[Start Task data]

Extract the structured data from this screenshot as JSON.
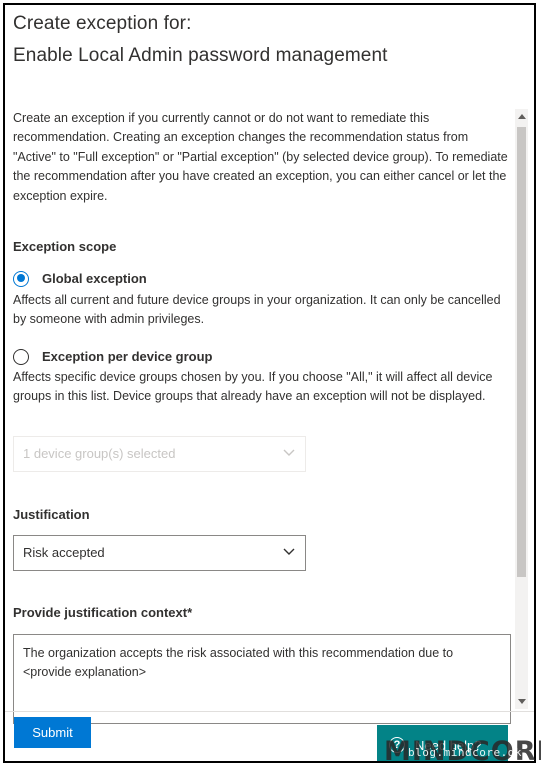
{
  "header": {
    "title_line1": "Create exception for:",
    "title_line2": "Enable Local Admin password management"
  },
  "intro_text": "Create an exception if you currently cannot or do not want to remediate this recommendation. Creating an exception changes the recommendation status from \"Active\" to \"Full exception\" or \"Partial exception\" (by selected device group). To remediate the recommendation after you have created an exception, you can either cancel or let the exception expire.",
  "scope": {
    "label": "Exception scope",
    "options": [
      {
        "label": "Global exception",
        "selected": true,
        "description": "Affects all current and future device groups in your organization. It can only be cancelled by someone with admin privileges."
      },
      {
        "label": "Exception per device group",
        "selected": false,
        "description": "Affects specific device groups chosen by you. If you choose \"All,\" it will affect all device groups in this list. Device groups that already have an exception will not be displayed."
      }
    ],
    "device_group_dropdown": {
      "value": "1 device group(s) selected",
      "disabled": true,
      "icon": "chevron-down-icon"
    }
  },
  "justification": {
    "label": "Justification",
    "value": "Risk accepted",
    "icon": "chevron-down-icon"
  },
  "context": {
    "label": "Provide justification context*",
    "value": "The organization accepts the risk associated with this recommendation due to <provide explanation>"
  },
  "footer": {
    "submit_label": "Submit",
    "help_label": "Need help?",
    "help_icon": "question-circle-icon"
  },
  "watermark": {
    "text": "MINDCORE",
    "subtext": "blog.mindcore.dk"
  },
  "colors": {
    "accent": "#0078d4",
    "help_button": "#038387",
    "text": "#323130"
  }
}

[End Task data]

§ Exercise details: Please list every line of the records that contains "Affects".

§ Response to this exercise:
        "description": "Affects all current and future device groups in your organization. It can only be cancelled by someone with admin privileges."
        "description": "Affects specific device groups chosen by you. If you choose \"All,\" it will affect all device groups in this list. Device groups that already have an exception will not be displayed."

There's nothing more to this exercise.